* [Materials provided]
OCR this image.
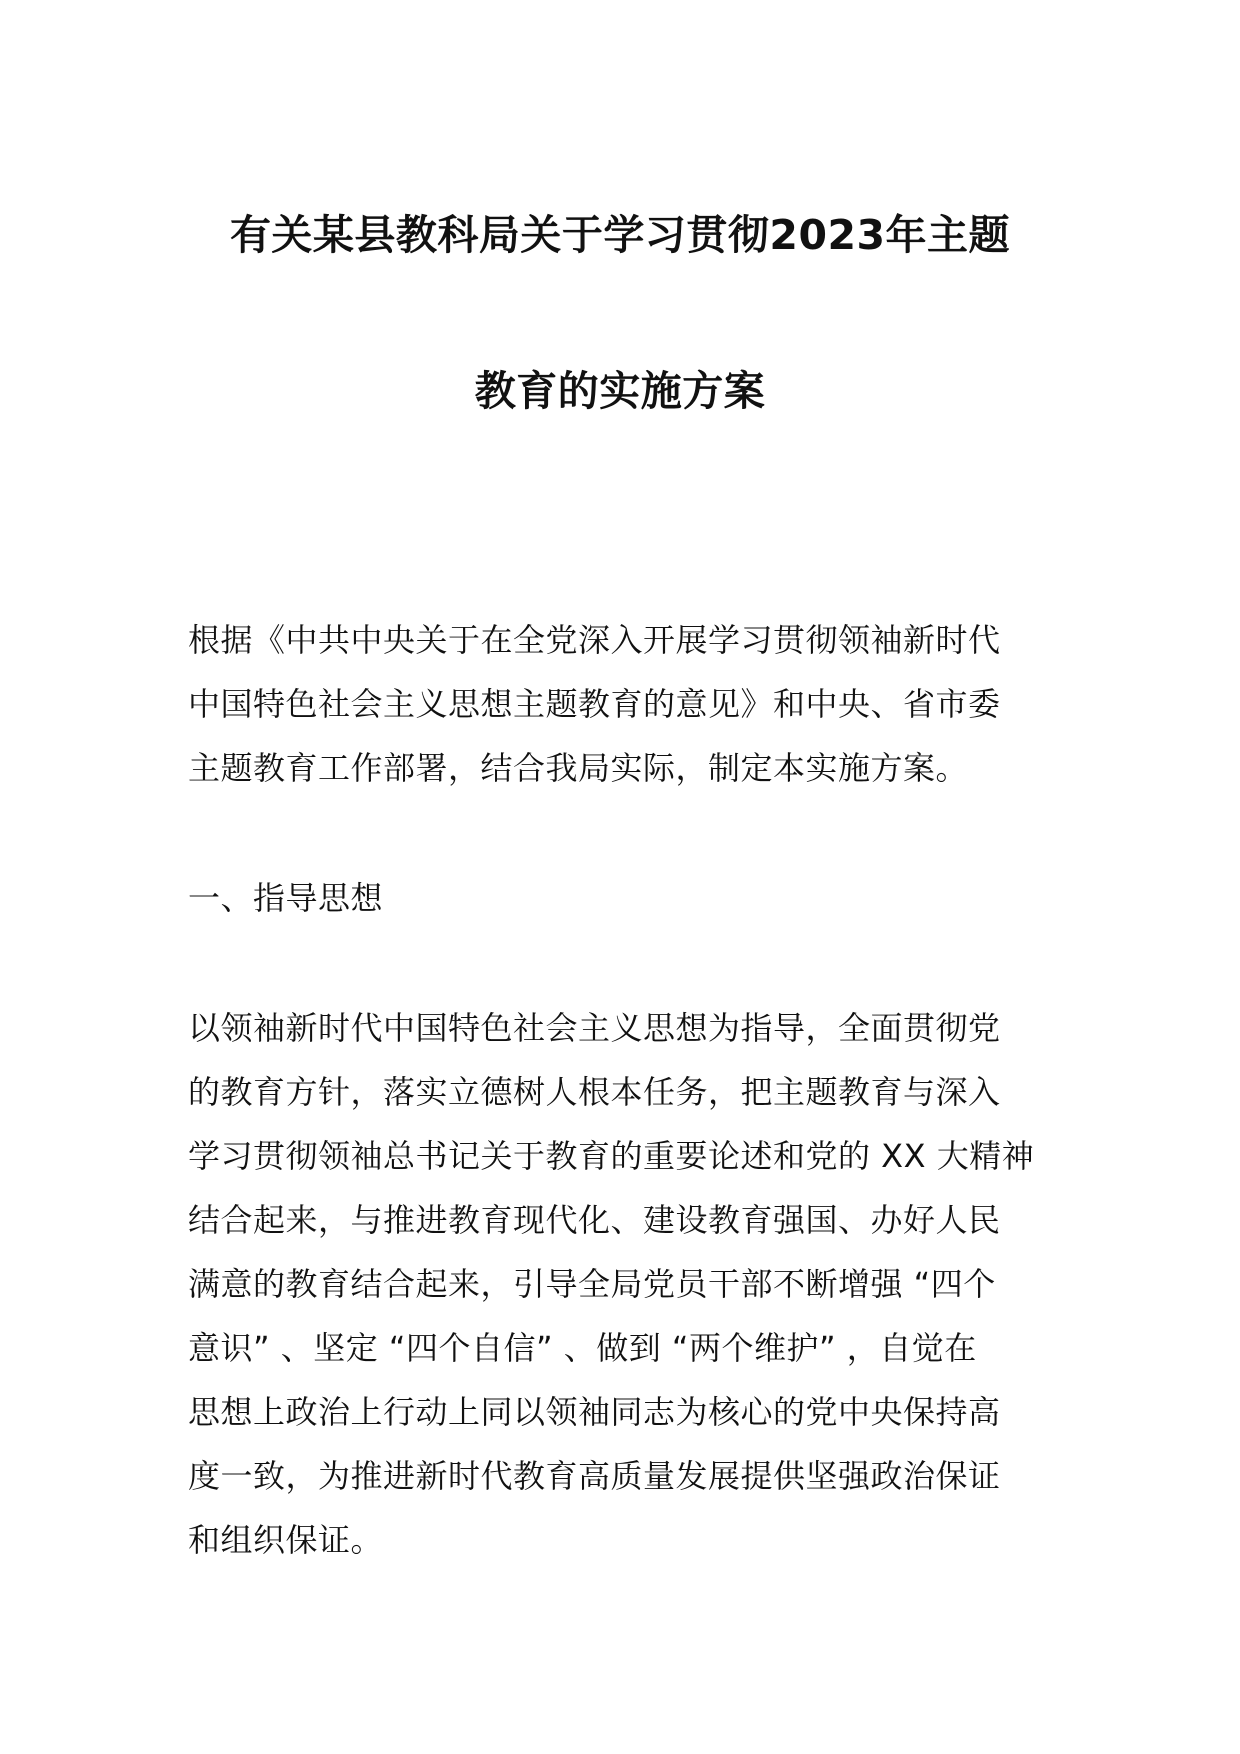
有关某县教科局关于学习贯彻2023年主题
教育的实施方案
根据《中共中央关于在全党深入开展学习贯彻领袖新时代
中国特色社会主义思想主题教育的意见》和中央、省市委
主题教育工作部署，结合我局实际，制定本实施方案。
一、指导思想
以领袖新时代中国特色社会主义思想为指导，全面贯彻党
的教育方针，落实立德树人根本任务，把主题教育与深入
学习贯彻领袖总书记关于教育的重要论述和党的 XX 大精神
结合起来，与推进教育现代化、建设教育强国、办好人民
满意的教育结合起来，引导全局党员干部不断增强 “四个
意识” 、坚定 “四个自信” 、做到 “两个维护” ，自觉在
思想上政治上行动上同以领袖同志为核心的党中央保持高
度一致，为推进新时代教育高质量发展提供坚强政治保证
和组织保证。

...

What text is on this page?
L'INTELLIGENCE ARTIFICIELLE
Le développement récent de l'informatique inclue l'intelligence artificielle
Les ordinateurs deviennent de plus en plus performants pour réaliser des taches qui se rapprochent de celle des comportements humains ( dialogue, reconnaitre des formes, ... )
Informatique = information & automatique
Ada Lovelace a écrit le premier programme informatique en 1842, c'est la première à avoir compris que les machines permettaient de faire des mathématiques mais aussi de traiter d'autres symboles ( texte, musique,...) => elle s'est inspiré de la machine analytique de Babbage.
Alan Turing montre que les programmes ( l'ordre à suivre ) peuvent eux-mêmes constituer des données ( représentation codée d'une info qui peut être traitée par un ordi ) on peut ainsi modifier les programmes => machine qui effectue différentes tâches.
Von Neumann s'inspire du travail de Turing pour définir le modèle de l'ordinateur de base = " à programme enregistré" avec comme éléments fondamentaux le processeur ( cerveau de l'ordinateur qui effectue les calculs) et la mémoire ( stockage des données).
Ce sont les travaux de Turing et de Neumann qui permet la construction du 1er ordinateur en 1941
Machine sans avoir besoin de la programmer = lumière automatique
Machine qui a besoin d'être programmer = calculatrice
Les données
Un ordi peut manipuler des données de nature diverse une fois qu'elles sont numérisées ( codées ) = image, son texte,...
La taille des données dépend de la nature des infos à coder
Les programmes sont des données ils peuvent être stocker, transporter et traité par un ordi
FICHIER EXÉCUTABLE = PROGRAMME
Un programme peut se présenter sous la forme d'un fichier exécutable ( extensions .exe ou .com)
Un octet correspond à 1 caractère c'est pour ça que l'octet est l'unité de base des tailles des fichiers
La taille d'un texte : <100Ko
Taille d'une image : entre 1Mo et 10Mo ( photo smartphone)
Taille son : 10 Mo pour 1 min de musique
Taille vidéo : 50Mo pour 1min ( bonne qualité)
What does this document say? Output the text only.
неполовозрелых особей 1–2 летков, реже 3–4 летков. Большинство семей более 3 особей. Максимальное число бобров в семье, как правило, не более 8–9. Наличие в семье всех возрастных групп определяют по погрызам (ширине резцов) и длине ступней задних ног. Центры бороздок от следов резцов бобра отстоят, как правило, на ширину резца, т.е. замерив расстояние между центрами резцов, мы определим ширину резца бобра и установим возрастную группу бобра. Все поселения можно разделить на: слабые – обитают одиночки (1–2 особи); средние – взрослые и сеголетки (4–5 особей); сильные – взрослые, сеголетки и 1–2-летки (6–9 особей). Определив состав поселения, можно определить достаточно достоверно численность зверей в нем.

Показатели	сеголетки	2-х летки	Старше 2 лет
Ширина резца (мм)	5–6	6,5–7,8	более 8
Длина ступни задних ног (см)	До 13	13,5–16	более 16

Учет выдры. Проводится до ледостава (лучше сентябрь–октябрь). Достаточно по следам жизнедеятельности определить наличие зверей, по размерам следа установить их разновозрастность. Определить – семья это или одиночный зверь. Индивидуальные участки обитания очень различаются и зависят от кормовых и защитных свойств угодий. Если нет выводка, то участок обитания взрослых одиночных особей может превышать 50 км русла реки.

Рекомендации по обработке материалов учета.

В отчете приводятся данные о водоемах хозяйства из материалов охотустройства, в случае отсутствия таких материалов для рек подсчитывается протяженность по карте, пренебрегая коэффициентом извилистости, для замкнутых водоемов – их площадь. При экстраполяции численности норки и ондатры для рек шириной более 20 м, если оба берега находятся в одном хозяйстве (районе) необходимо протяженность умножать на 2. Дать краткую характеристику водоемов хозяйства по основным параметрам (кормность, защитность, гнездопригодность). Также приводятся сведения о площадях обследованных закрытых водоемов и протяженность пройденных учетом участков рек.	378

--

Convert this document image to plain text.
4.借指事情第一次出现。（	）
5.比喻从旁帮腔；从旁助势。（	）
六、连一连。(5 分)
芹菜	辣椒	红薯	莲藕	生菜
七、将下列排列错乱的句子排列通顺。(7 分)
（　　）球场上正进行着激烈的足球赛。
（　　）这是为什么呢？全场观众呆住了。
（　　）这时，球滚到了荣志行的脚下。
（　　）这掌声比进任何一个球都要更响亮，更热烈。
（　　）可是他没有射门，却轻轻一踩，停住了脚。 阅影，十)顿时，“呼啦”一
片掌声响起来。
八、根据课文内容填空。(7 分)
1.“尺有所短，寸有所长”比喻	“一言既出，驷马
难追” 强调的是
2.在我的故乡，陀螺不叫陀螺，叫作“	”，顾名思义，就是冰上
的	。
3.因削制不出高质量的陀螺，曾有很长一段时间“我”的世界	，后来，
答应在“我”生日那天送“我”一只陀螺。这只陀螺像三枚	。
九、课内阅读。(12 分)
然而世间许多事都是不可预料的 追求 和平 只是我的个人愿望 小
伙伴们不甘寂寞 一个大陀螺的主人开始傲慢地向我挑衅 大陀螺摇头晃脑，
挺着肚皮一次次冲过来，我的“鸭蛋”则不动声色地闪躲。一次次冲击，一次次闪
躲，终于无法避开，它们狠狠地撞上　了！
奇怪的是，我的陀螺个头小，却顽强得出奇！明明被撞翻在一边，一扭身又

* [What you are asked to do]
Count how many lines of the listing above include "image" and report that number alone.

* [Response to this exercise]
4